_Task details_. Copy every line with the string "JSON" in it.

_Extracted material_.
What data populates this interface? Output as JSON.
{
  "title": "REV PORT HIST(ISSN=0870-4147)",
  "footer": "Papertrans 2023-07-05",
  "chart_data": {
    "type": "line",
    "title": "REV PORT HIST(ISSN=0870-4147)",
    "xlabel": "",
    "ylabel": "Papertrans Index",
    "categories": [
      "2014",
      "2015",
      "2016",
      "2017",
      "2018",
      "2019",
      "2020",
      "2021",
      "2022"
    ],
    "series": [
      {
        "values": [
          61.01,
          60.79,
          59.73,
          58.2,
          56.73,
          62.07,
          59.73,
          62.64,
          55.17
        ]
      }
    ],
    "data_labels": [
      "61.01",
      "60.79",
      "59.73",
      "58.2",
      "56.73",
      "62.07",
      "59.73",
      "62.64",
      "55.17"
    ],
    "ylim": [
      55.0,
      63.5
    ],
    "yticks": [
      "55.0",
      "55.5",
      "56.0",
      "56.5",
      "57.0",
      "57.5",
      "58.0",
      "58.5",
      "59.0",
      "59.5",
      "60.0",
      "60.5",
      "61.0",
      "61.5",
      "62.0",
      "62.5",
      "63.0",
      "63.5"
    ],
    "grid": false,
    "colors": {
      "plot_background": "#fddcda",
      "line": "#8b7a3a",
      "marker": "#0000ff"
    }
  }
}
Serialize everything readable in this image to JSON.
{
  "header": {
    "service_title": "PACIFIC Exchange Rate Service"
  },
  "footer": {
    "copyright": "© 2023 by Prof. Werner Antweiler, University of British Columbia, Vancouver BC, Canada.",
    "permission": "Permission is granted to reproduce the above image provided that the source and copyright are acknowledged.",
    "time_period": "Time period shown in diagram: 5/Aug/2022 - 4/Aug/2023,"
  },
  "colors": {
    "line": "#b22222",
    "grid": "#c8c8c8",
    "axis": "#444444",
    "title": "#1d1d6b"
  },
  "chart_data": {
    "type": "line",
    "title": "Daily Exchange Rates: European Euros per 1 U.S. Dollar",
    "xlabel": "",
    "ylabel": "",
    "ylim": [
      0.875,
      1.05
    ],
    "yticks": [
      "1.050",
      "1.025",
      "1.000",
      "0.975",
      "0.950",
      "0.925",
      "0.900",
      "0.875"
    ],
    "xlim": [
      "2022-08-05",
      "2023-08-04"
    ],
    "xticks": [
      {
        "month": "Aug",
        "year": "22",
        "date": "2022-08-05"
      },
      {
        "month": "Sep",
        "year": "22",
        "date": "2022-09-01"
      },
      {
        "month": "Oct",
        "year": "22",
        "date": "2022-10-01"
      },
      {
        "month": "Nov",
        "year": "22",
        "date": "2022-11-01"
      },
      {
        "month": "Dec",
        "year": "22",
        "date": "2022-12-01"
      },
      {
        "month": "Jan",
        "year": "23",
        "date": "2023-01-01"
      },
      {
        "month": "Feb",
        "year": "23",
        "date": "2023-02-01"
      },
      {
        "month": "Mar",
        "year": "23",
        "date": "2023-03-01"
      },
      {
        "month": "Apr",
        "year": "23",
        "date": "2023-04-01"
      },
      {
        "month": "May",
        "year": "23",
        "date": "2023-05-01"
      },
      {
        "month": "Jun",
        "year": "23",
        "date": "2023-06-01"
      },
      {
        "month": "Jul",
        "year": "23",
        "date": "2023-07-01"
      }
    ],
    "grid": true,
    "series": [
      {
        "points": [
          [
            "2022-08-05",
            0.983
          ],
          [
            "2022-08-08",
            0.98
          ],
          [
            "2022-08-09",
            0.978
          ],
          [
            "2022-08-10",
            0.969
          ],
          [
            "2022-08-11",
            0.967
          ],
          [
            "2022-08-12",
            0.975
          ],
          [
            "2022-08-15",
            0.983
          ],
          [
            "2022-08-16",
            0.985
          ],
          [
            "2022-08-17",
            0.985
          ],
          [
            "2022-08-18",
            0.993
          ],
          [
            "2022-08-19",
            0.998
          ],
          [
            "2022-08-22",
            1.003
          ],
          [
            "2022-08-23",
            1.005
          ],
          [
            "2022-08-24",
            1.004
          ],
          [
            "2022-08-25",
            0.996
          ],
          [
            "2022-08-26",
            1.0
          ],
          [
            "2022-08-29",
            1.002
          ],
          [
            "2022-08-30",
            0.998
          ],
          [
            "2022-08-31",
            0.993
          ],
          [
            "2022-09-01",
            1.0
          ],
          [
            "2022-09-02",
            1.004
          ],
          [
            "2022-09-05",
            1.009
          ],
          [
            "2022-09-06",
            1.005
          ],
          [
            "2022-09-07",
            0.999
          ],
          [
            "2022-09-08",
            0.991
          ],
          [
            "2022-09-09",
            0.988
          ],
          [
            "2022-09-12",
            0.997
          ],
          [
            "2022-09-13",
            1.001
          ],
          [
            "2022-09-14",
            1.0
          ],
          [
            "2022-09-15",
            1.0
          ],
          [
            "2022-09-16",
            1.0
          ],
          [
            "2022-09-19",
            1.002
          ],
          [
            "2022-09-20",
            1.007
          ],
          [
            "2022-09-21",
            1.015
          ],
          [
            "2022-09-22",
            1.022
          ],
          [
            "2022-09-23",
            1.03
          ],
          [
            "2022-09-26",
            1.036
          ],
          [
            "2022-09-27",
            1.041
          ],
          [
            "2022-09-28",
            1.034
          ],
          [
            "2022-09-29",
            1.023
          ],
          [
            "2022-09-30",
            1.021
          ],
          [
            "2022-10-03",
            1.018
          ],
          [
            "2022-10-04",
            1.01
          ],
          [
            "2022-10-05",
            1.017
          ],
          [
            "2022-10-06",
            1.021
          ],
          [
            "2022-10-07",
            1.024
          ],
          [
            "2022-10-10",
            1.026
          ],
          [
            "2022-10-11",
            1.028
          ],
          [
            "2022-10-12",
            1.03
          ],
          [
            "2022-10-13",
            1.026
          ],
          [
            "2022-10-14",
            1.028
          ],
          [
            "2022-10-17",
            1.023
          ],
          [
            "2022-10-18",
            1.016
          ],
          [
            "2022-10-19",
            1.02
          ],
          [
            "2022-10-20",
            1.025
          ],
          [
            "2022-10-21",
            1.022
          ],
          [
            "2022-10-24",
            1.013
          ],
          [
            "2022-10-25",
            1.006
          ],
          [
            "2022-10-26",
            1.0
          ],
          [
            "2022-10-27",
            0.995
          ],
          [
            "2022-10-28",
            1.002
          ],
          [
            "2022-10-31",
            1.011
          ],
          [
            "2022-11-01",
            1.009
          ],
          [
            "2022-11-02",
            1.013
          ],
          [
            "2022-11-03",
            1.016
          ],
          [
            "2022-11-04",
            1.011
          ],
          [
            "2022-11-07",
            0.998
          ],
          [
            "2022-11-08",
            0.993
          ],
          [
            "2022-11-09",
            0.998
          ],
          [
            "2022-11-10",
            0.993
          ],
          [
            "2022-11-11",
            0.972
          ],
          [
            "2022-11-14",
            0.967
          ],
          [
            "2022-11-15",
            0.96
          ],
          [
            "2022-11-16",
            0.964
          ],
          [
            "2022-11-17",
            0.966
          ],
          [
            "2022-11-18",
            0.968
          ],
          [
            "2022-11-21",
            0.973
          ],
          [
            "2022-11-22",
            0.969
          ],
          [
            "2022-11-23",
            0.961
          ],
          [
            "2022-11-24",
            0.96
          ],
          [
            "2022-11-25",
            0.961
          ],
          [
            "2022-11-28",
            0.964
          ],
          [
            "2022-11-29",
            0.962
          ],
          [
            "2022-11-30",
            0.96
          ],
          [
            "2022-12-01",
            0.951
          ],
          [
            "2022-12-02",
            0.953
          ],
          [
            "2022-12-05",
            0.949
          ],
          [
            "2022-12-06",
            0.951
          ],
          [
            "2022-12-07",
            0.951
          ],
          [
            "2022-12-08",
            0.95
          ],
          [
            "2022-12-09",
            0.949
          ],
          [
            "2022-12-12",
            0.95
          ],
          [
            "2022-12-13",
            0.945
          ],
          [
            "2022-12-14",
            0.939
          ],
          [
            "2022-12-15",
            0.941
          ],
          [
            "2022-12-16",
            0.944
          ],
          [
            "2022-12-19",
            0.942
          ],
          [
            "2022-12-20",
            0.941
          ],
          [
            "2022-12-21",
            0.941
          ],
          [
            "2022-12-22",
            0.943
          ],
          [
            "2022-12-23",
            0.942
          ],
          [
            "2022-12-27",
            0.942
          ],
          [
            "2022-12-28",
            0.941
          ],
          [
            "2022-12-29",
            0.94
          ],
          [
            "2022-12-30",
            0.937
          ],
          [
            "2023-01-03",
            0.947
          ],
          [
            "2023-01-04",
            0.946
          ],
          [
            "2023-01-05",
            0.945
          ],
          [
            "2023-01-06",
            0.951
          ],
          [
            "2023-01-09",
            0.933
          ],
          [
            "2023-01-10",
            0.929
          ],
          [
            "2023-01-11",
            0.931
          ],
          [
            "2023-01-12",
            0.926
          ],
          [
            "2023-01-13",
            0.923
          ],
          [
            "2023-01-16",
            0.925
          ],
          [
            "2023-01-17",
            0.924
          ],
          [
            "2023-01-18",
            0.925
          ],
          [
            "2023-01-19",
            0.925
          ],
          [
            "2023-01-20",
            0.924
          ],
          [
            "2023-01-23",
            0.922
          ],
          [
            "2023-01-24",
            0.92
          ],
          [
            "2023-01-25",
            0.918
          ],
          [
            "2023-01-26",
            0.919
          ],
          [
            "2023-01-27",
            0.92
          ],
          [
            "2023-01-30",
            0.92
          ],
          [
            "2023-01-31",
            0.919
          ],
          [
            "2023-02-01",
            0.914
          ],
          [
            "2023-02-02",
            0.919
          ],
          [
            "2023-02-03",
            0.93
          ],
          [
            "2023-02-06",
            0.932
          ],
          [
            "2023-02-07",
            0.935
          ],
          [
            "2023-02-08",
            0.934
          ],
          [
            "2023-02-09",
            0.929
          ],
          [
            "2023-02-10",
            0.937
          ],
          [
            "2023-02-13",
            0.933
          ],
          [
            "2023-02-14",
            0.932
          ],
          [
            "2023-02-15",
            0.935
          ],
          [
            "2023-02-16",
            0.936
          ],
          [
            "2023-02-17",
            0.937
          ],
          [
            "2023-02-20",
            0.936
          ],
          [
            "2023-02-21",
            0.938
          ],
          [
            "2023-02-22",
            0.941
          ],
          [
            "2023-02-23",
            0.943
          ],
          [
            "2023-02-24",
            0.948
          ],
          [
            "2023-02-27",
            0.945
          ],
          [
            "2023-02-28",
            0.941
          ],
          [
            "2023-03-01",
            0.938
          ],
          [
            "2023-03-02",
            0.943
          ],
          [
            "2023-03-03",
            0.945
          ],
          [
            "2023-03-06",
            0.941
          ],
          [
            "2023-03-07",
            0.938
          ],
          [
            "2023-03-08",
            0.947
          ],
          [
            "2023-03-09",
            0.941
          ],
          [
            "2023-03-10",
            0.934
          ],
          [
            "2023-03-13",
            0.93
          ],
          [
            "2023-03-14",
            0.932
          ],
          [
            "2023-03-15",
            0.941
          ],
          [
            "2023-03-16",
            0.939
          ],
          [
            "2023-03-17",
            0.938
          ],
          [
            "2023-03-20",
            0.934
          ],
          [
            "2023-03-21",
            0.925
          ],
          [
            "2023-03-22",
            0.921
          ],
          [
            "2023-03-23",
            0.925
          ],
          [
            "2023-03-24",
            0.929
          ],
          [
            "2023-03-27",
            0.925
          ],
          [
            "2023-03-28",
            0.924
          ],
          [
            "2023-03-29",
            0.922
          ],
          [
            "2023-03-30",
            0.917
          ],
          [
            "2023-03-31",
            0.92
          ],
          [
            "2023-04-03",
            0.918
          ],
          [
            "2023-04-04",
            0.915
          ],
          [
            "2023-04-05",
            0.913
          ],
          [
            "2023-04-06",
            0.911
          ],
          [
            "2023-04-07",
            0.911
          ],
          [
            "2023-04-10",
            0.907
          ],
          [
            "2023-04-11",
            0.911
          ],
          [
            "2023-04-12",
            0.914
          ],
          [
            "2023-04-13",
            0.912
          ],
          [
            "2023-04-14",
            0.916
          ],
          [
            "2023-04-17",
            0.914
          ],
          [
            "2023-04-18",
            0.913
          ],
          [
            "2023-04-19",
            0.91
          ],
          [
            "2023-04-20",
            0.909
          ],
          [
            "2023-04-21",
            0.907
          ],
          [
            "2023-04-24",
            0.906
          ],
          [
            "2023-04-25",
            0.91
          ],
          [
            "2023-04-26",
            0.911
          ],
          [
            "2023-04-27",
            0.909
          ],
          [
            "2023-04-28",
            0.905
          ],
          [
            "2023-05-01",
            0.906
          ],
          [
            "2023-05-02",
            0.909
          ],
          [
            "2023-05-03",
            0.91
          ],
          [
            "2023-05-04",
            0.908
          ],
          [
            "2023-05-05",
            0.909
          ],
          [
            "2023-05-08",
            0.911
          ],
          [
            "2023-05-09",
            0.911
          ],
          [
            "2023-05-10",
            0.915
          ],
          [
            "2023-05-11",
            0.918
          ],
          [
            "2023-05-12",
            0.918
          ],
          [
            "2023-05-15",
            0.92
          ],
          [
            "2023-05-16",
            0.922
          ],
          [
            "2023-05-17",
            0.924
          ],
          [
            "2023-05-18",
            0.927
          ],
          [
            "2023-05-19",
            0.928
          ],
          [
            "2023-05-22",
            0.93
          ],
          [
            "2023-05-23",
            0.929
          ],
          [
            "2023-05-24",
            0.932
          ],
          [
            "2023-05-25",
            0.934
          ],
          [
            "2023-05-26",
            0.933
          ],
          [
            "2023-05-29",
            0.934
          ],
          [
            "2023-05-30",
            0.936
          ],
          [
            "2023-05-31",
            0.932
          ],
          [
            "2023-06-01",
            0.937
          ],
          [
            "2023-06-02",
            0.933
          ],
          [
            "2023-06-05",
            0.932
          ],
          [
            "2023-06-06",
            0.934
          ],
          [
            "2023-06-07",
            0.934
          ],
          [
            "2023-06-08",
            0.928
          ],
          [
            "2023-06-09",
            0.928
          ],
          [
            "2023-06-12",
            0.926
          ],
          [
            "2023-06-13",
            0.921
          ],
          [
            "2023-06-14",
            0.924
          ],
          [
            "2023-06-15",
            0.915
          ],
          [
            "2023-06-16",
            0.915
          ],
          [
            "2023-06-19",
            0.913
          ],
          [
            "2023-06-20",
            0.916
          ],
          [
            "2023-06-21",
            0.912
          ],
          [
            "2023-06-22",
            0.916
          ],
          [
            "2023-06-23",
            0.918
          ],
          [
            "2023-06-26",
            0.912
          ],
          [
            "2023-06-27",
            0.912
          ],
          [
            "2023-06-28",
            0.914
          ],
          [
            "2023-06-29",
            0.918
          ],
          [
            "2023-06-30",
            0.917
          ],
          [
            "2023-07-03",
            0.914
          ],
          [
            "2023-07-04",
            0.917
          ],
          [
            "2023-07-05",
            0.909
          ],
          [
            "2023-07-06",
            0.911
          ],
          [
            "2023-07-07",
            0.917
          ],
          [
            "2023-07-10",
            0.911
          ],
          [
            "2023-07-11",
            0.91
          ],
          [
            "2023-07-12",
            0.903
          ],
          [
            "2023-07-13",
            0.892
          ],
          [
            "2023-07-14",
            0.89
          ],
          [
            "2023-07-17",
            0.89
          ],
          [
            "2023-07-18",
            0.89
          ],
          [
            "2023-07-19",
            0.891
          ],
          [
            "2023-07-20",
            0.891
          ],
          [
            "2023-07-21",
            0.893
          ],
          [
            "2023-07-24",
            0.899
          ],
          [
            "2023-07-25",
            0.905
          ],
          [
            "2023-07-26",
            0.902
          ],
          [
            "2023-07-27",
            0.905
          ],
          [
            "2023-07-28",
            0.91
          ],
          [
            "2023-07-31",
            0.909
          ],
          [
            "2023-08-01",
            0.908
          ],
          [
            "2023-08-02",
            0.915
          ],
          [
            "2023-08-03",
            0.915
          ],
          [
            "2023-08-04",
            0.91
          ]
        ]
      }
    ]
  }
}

_Solution for this exercise_.
What data populates this interface? Output as JSON.
Serialize everything readable in this image to JSON.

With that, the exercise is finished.